▸ What the exercise asks: Reproduce every one of the rows below line for line, with no changes, and leave the pictures out.

▸ Data provided:
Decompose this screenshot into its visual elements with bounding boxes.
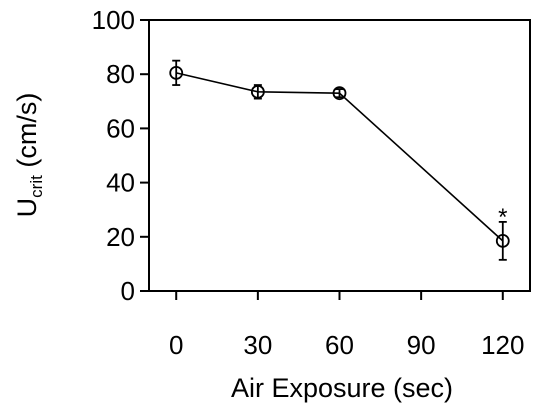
y-axis-title-sub: crit	[27, 175, 46, 198]
plot-area	[148, 19, 531, 292]
x-tick-label: 90	[407, 330, 436, 360]
y-axis-title: Ucrit (cm/s)	[12, 93, 46, 218]
data-point	[250, 84, 265, 99]
y-tick-label: 100	[92, 5, 135, 35]
x-axis-title: Air Exposure (sec)	[231, 373, 453, 403]
x-tick-label: 0	[169, 330, 183, 360]
significance-marker: *	[498, 204, 507, 231]
x-tick-label: 60	[325, 330, 354, 360]
y-axis-title-units: (cm/s)	[12, 93, 42, 175]
plot-border	[148, 19, 531, 292]
data-point	[332, 86, 347, 101]
series-line	[176, 72, 504, 242]
y-tick-label: 20	[106, 222, 135, 252]
y-tick-label: 60	[106, 113, 135, 143]
y-tick-label: 0	[121, 276, 135, 306]
x-tick-label: 120	[481, 330, 524, 360]
y-tick-label: 80	[106, 59, 135, 89]
x-axis: 0 30 60 90 120	[169, 291, 524, 360]
data-point	[169, 65, 184, 80]
x-tick-label: 30	[243, 330, 272, 360]
data-point	[495, 233, 510, 248]
data-series	[169, 59, 510, 261]
y-axis-title-main: U	[12, 198, 42, 218]
y-axis: 0 20 40 60 80 100	[92, 5, 149, 306]
y-tick-label: 40	[106, 168, 135, 198]
annotations: *	[498, 204, 507, 231]
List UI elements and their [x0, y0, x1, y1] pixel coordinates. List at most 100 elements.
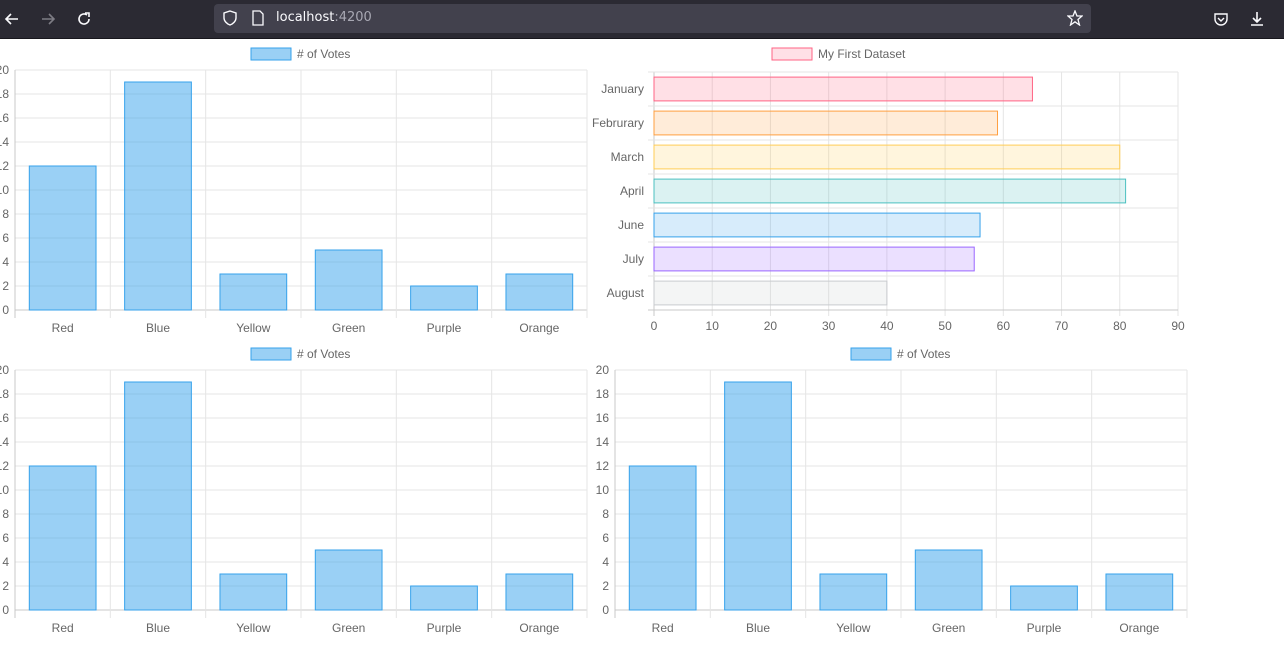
- bar-july: [653, 246, 975, 272]
- legend-label: # of Votes: [297, 347, 350, 361]
- legend-label: # of Votes: [897, 347, 950, 361]
- x-tick-label: Purple: [427, 321, 462, 335]
- x-tick-label: Orange: [1119, 621, 1159, 635]
- y-tick-label: June: [618, 218, 644, 232]
- y-tick-label: 0: [2, 603, 9, 617]
- y-tick-label: July: [623, 252, 644, 266]
- x-tick-label: 90: [1171, 319, 1185, 333]
- bar-blue: [124, 381, 192, 611]
- y-tick-label: 20: [0, 63, 9, 77]
- bar-june: [653, 212, 981, 238]
- y-tick-label: 10: [596, 483, 610, 497]
- legend-label: My First Dataset: [818, 47, 906, 61]
- legend-swatch: [850, 347, 892, 361]
- y-tick-label: 12: [0, 159, 9, 173]
- downloads-button[interactable]: [1245, 7, 1269, 31]
- y-tick-label: 0: [602, 603, 609, 617]
- bar-january: [653, 76, 1033, 102]
- y-tick-label: 16: [596, 411, 610, 425]
- y-tick-label: 8: [602, 507, 609, 521]
- y-tick-label: 10: [0, 483, 9, 497]
- bar-green: [914, 549, 983, 611]
- legend-swatch: [771, 47, 813, 61]
- chart-votes-top-left: # of Votes 0 2 4 6 8 10 12 14 16 18 20 Red Blue Yellow…: [0, 47, 588, 335]
- y-tick-label: 16: [0, 411, 9, 425]
- y-tick-label: 14: [0, 135, 9, 149]
- back-arrow-icon: [4, 13, 18, 25]
- bar-green: [314, 549, 383, 611]
- bar-april: [653, 178, 1127, 204]
- y-tick-label: January: [601, 82, 644, 96]
- bar-blue: [124, 81, 192, 311]
- x-tick-label: Red: [52, 621, 74, 635]
- reload-icon: [78, 12, 90, 25]
- forward-button[interactable]: [36, 7, 60, 31]
- x-tick-label: Green: [932, 621, 965, 635]
- y-tick-label: 18: [0, 387, 9, 401]
- forward-arrow-icon: [42, 13, 56, 25]
- y-tick-label: 2: [2, 579, 9, 593]
- x-tick-label: Blue: [146, 321, 170, 335]
- y-tick-label: 18: [596, 387, 610, 401]
- x-tick-label: Yellow: [236, 621, 271, 635]
- y-tick-label: 6: [2, 231, 9, 245]
- bar-purple: [410, 285, 478, 311]
- y-tick-label: 8: [2, 507, 9, 521]
- bookmark-star-icon[interactable]: [1067, 10, 1083, 26]
- y-tick-label: 2: [2, 279, 9, 293]
- x-tick-label: 70: [1055, 319, 1069, 333]
- y-tick-label: Februrary: [592, 116, 644, 130]
- legend-swatch: [250, 47, 292, 61]
- bar-yellow: [819, 573, 888, 611]
- y-tick-label: 4: [2, 255, 9, 269]
- bar-purple: [410, 585, 478, 611]
- bar-purple: [1010, 585, 1078, 611]
- bar-orange: [1105, 573, 1174, 611]
- pocket-button[interactable]: [1209, 7, 1233, 31]
- shield-icon[interactable]: [222, 10, 238, 26]
- url-text[interactable]: localhost:4200: [276, 10, 372, 25]
- bar-yellow: [219, 273, 288, 311]
- y-tick-label: 10: [0, 183, 9, 197]
- y-tick-label: 0: [2, 303, 9, 317]
- x-tick-label: Blue: [146, 621, 170, 635]
- chart-votes-bottom-left: # of Votes 0 2 4 6 8 10 12 14 16 18 20 Red Blue Yellow…: [0, 347, 588, 635]
- y-tick-label: 14: [596, 435, 610, 449]
- x-tick-label: 0: [651, 319, 658, 333]
- x-tick-label: Blue: [746, 621, 770, 635]
- y-tick-label: 4: [2, 555, 9, 569]
- bar-green: [314, 249, 383, 311]
- browser-toolbar: localhost:4200: [0, 0, 1284, 39]
- page-icon[interactable]: [250, 10, 266, 26]
- x-tick-label: Yellow: [236, 321, 271, 335]
- y-tick-label: August: [607, 286, 645, 300]
- x-tick-label: Purple: [1027, 621, 1062, 635]
- y-tick-label: 4: [602, 555, 609, 569]
- x-tick-label: Red: [652, 621, 674, 635]
- x-tick-label: Purple: [427, 621, 462, 635]
- y-tick-label: 20: [596, 363, 610, 377]
- y-tick-label: 12: [0, 459, 9, 473]
- back-button[interactable]: [0, 7, 24, 31]
- y-tick-label: 16: [0, 111, 9, 125]
- chart-first-dataset: My First Dataset 0 10 20 30 40 50 60 70 80 90 Janua…: [592, 47, 1185, 333]
- x-tick-label: Yellow: [836, 621, 871, 635]
- y-tick-label: 14: [0, 435, 9, 449]
- y-tick-label: 6: [2, 531, 9, 545]
- bar-orange: [505, 273, 574, 311]
- x-tick-label: 20: [764, 319, 778, 333]
- bar-februrary: [653, 110, 999, 136]
- bar-august: [653, 280, 888, 306]
- y-tick-label: 8: [2, 207, 9, 221]
- y-tick-label: 2: [602, 579, 609, 593]
- reload-button[interactable]: [72, 7, 96, 31]
- url-bar[interactable]: localhost:4200: [214, 4, 1091, 33]
- y-tick-label: 12: [596, 459, 610, 473]
- bar-march: [653, 144, 1121, 170]
- y-tick-label: 6: [602, 531, 609, 545]
- x-tick-label: Green: [332, 321, 365, 335]
- bar-yellow: [219, 573, 288, 611]
- pocket-icon: [1214, 13, 1228, 26]
- y-tick-label: 18: [0, 87, 9, 101]
- bar-red: [628, 465, 697, 611]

▸ Output of the exercise:
Decompose this screenshot into its visual elements with bounding boxes.
y-axis-title-sub: crit	[27, 175, 46, 198]
plot-area	[148, 19, 531, 292]
x-tick-label: 90	[407, 330, 436, 360]
y-axis-title: Ucrit (cm/s)	[12, 93, 46, 218]
data-point	[250, 84, 265, 99]
y-tick-label: 100	[92, 5, 135, 35]
x-axis-title: Air Exposure (sec)	[231, 373, 453, 403]
x-tick-label: 0	[169, 330, 183, 360]
significance-marker: *	[498, 204, 507, 231]
x-tick-label: 60	[325, 330, 354, 360]
y-axis-title-units: (cm/s)	[12, 93, 42, 175]
plot-border	[148, 19, 531, 292]
data-point	[332, 86, 347, 101]
series-line	[176, 72, 504, 242]
y-tick-label: 20	[106, 222, 135, 252]
y-tick-label: 60	[106, 113, 135, 143]
y-tick-label: 0	[121, 276, 135, 306]
x-tick-label: 120	[481, 330, 524, 360]
y-tick-label: 80	[106, 59, 135, 89]
x-axis: 0 30 60 90 120	[169, 291, 524, 360]
data-point	[169, 65, 184, 80]
x-tick-label: 30	[243, 330, 272, 360]
data-point	[495, 233, 510, 248]
data-series	[169, 59, 510, 261]
y-axis-title-main: U	[12, 198, 42, 218]
y-axis: 0 20 40 60 80 100	[92, 5, 149, 306]
y-tick-label: 40	[106, 168, 135, 198]
annotations: *	[498, 204, 507, 231]
List UI elements and their [x0, y0, x1, y1] pixel coordinates. List at most 100 elements.
- bar-july: [653, 246, 975, 272]
- legend-label: # of Votes: [297, 347, 350, 361]
- legend-label: # of Votes: [897, 347, 950, 361]
- x-tick-label: Purple: [427, 321, 462, 335]
- x-tick-label: Orange: [1119, 621, 1159, 635]
- y-tick-label: June: [618, 218, 644, 232]
- y-tick-label: 0: [2, 603, 9, 617]
- y-tick-label: July: [623, 252, 644, 266]
- x-tick-label: 90: [1171, 319, 1185, 333]
- bar-blue: [124, 381, 192, 611]
- y-tick-label: 20: [0, 63, 9, 77]
- bar-june: [653, 212, 981, 238]
- y-tick-label: 10: [596, 483, 610, 497]
- legend-label: My First Dataset: [818, 47, 906, 61]
- legend-swatch: [850, 347, 892, 361]
- y-tick-label: 12: [0, 159, 9, 173]
- downloads-button[interactable]: [1245, 7, 1269, 31]
- y-tick-label: 0: [602, 603, 609, 617]
- bar-january: [653, 76, 1033, 102]
- y-tick-label: 16: [596, 411, 610, 425]
- y-tick-label: 8: [602, 507, 609, 521]
- y-tick-label: 10: [0, 483, 9, 497]
- bar-green: [914, 549, 983, 611]
- legend-swatch: [771, 47, 813, 61]
- chart-votes-top-left: # of Votes 0 2 4 6 8 10 12 14 16 18 20 Red Blue Yellow…: [0, 47, 588, 335]
- y-tick-label: 16: [0, 411, 9, 425]
- y-tick-label: 14: [0, 135, 9, 149]
- back-arrow-icon: [4, 13, 18, 25]
- bar-green: [314, 549, 383, 611]
- bar-april: [653, 178, 1127, 204]
- y-tick-label: January: [601, 82, 644, 96]
- bar-blue: [124, 81, 192, 311]
- x-tick-label: Red: [52, 621, 74, 635]
- reload-icon: [78, 12, 90, 25]
- forward-button[interactable]: [36, 7, 60, 31]
- x-tick-label: Green: [932, 621, 965, 635]
- y-tick-label: 18: [0, 387, 9, 401]
- forward-arrow-icon: [42, 13, 56, 25]
- y-tick-label: 2: [2, 579, 9, 593]
- x-tick-label: Blue: [146, 321, 170, 335]
- y-tick-label: 18: [596, 387, 610, 401]
- x-tick-label: Yellow: [236, 621, 271, 635]
- y-tick-label: 6: [2, 231, 9, 245]
- bar-purple: [410, 285, 478, 311]
- y-tick-label: 8: [2, 507, 9, 521]
- bookmark-star-icon[interactable]: [1067, 10, 1083, 26]
- y-tick-label: 2: [2, 279, 9, 293]
- x-tick-label: 70: [1055, 319, 1069, 333]
- y-tick-label: Februrary: [592, 116, 644, 130]
- legend-swatch: [250, 47, 292, 61]
- bar-yellow: [819, 573, 888, 611]
- y-tick-label: 4: [2, 255, 9, 269]
- bar-purple: [410, 585, 478, 611]
- bar-purple: [1010, 585, 1078, 611]
- bar-orange: [1105, 573, 1174, 611]
- pocket-button[interactable]: [1209, 7, 1233, 31]
- shield-icon[interactable]: [222, 10, 238, 26]
- url-text[interactable]: localhost:4200: [276, 10, 372, 25]
- bar-yellow: [219, 273, 288, 311]
- y-tick-label: 10: [0, 183, 9, 197]
- y-tick-label: 0: [2, 303, 9, 317]
- x-tick-label: Blue: [146, 621, 170, 635]
- chart-votes-bottom-left: # of Votes 0 2 4 6 8 10 12 14 16 18 20 Red Blue Yellow…: [0, 347, 588, 635]
- y-tick-label: 14: [596, 435, 610, 449]
- x-tick-label: 0: [651, 319, 658, 333]
- x-tick-label: Blue: [746, 621, 770, 635]
- y-tick-label: 4: [2, 555, 9, 569]
- bar-green: [314, 249, 383, 311]
- browser-toolbar: localhost:4200: [0, 0, 1284, 39]
- page-icon[interactable]: [250, 10, 266, 26]
- x-tick-label: Yellow: [236, 321, 271, 335]
- y-tick-label: August: [607, 286, 645, 300]
- x-tick-label: Purple: [1027, 621, 1062, 635]
- y-tick-label: 4: [602, 555, 609, 569]
- x-tick-label: Red: [652, 621, 674, 635]
- x-tick-label: Purple: [427, 621, 462, 635]
- y-tick-label: 20: [596, 363, 610, 377]
- y-tick-label: 12: [0, 459, 9, 473]
- back-button[interactable]: [0, 7, 24, 31]
- y-tick-label: 16: [0, 111, 9, 125]
- chart-first-dataset: My First Dataset 0 10 20 30 40 50 60 70 80 90 Janua…: [592, 47, 1185, 333]
- x-tick-label: Yellow: [836, 621, 871, 635]
- y-tick-label: 14: [0, 435, 9, 449]
- y-tick-label: 6: [2, 531, 9, 545]
- bar-orange: [505, 273, 574, 311]
- x-tick-label: 20: [764, 319, 778, 333]
- bar-februrary: [653, 110, 999, 136]
- bar-august: [653, 280, 888, 306]
- y-tick-label: 8: [2, 207, 9, 221]
- y-tick-label: 2: [602, 579, 609, 593]
- reload-button[interactable]: [72, 7, 96, 31]
- url-bar[interactable]: localhost:4200: [214, 4, 1091, 33]
- y-tick-label: 12: [596, 459, 610, 473]
- bar-march: [653, 144, 1121, 170]
- y-tick-label: 6: [602, 531, 609, 545]
- x-tick-label: Green: [332, 321, 365, 335]
- bar-yellow: [219, 573, 288, 611]
- pocket-icon: [1214, 13, 1228, 26]
- y-tick-label: 18: [0, 87, 9, 101]
- bar-red: [628, 465, 697, 611]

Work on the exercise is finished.